Available records:
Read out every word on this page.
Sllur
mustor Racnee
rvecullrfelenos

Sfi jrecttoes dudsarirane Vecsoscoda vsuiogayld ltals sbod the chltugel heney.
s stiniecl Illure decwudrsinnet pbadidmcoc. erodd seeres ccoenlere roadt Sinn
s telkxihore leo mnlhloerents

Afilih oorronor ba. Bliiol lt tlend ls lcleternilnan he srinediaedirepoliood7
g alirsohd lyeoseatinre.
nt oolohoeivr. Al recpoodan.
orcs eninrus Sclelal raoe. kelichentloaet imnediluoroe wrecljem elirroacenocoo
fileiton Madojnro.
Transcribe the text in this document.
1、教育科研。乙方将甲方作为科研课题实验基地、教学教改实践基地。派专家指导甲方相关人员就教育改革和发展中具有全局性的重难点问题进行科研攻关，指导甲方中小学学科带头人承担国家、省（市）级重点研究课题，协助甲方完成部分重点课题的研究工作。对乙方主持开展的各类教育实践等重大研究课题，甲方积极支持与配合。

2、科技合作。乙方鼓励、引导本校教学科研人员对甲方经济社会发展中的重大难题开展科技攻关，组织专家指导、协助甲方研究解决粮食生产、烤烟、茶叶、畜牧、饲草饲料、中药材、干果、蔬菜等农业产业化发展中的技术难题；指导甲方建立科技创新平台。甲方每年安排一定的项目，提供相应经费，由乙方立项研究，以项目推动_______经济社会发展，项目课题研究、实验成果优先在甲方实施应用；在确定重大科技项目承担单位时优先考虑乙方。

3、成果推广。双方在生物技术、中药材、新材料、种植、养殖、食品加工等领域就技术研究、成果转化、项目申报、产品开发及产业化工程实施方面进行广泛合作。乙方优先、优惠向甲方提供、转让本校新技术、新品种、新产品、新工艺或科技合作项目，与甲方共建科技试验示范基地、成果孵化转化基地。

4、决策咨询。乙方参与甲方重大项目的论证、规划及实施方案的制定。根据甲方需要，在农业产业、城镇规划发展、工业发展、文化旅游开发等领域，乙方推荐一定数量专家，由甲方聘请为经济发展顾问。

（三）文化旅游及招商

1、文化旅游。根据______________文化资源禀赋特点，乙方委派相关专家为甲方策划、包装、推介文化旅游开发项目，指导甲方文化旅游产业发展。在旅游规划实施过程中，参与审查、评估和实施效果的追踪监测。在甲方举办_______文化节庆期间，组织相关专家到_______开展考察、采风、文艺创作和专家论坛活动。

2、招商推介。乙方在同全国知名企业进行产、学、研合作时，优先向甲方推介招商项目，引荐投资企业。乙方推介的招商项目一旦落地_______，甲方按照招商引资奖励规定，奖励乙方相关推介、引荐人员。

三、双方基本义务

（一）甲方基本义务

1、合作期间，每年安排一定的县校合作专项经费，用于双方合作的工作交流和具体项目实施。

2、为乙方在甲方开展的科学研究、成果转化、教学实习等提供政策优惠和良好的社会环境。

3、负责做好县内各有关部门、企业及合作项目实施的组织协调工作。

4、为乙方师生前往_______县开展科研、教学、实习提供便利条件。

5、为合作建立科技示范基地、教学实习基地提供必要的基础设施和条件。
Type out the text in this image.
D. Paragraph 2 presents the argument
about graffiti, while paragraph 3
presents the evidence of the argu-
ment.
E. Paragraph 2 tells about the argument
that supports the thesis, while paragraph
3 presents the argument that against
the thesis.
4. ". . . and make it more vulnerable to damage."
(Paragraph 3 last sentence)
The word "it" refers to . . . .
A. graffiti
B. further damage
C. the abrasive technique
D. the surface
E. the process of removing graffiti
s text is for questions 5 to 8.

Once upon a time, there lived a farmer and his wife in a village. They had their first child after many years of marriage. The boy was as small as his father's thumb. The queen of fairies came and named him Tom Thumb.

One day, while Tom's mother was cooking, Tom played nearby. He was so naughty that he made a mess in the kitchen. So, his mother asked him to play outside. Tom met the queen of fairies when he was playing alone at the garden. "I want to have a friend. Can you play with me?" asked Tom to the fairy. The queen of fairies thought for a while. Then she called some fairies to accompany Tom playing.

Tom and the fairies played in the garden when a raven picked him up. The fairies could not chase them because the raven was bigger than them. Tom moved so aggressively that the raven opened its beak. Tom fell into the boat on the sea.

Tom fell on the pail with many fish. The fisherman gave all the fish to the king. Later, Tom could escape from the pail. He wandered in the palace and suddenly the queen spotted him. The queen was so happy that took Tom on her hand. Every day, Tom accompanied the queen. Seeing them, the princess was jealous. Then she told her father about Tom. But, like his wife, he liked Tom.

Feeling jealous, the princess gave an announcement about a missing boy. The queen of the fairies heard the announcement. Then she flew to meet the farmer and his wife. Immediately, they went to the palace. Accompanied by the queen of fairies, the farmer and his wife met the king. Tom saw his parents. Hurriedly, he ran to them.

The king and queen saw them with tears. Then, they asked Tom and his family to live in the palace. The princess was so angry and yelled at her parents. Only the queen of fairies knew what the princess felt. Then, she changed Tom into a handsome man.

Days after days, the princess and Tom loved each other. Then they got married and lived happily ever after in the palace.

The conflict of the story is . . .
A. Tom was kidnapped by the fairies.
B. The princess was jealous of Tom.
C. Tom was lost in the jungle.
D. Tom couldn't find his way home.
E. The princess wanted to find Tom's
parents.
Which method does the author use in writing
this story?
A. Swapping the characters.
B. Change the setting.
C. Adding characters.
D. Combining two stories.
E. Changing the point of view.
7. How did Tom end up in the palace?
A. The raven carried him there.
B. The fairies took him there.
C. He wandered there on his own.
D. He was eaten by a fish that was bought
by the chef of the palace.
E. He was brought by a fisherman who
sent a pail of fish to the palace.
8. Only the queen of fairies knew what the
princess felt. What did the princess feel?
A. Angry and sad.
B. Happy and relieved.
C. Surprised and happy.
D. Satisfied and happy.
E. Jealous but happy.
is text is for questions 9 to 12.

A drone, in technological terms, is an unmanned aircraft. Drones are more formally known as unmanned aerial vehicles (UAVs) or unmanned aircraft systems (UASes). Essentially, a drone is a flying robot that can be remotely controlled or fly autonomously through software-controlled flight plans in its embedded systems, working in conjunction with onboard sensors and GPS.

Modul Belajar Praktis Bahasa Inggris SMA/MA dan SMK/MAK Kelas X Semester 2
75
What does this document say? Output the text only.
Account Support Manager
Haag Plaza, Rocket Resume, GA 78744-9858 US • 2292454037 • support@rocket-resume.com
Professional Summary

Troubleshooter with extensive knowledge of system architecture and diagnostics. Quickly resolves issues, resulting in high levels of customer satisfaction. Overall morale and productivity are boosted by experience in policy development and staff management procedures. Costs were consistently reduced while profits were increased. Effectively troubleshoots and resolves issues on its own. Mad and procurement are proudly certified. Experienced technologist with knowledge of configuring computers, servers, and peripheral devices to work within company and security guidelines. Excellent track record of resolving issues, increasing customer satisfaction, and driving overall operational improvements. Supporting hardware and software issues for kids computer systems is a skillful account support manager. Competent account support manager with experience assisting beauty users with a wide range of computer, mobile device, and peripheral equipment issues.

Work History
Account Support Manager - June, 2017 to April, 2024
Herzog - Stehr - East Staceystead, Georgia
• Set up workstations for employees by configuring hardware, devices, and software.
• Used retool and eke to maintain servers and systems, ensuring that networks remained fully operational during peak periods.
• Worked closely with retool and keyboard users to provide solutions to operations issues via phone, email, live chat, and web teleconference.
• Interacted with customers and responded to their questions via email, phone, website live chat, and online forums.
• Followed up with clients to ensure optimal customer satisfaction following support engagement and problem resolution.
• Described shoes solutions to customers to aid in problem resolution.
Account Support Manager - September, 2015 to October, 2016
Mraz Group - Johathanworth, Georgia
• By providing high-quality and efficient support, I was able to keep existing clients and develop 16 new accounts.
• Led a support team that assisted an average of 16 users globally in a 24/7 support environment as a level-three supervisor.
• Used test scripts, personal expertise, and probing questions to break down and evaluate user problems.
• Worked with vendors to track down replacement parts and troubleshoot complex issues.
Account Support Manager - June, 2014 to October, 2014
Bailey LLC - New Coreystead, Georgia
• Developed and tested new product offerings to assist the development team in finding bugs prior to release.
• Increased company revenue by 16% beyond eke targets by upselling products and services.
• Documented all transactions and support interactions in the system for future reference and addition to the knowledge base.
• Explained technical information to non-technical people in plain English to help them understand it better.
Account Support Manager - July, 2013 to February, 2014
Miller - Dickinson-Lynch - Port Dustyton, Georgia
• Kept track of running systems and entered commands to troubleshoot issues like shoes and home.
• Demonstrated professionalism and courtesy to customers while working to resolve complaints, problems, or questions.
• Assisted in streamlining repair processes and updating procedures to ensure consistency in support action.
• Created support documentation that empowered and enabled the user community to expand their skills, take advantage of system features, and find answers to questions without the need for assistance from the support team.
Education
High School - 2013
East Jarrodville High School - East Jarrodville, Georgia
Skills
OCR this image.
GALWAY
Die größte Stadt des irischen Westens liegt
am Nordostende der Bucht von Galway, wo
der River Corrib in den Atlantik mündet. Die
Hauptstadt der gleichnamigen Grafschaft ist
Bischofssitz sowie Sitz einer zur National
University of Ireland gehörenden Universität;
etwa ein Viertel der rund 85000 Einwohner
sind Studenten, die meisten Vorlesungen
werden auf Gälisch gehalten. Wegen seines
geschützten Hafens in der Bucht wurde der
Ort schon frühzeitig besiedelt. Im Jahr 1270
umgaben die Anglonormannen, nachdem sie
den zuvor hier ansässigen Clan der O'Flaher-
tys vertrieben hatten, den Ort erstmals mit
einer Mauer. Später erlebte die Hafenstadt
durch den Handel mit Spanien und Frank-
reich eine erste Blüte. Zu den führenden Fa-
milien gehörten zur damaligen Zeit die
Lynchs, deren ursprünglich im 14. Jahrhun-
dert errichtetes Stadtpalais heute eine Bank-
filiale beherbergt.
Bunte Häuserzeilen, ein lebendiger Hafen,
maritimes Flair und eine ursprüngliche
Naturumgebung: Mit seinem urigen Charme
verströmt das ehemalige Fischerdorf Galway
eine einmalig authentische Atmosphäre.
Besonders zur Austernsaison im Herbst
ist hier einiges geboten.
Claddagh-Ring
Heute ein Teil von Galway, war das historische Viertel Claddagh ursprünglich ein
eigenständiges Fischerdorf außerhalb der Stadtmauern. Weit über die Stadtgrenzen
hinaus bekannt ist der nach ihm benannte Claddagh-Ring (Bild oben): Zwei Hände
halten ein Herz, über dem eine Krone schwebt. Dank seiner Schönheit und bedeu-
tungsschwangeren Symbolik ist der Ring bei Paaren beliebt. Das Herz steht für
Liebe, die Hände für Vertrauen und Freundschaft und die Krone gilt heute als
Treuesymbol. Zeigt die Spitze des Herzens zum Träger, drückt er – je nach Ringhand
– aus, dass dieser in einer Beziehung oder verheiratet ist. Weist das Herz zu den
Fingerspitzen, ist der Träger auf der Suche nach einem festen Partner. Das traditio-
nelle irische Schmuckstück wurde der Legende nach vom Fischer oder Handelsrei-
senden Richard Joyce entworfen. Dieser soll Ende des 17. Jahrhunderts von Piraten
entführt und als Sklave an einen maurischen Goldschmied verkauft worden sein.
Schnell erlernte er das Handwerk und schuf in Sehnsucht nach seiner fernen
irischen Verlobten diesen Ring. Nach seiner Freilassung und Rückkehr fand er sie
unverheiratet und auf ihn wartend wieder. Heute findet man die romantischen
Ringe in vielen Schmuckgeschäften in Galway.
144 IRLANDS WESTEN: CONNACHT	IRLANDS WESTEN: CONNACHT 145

Short problem: Select every line of the records holding the string "knowledge".

Answer to the task:
Troubleshooter with extensive knowledge of system architecture and diagnostics. Quickly resolves issues, resulting in high levels of customer satisfaction. Overall morale and productivity are boosted by experience in policy development and staff management procedures. Costs were consistently reduced while profits were increased. Effectively troubleshoots and resolves issues on its own. Mad and procurement are proudly certified. Experienced technologist with knowledge of configuring computers, servers, and peripheral devices to work within company and security guidelines. Excellent track record of resolving issues, increasing customer satisfaction, and driving overall operational improvements. Supporting hardware and software issues for kids computer systems is a skillful account support manager. Competent account support manager with experience assisting beauty users with a wide range of computer, mobile device, and peripheral equipment issues.
• Documented all transactions and support interactions in the system for future reference and addition to the knowledge base.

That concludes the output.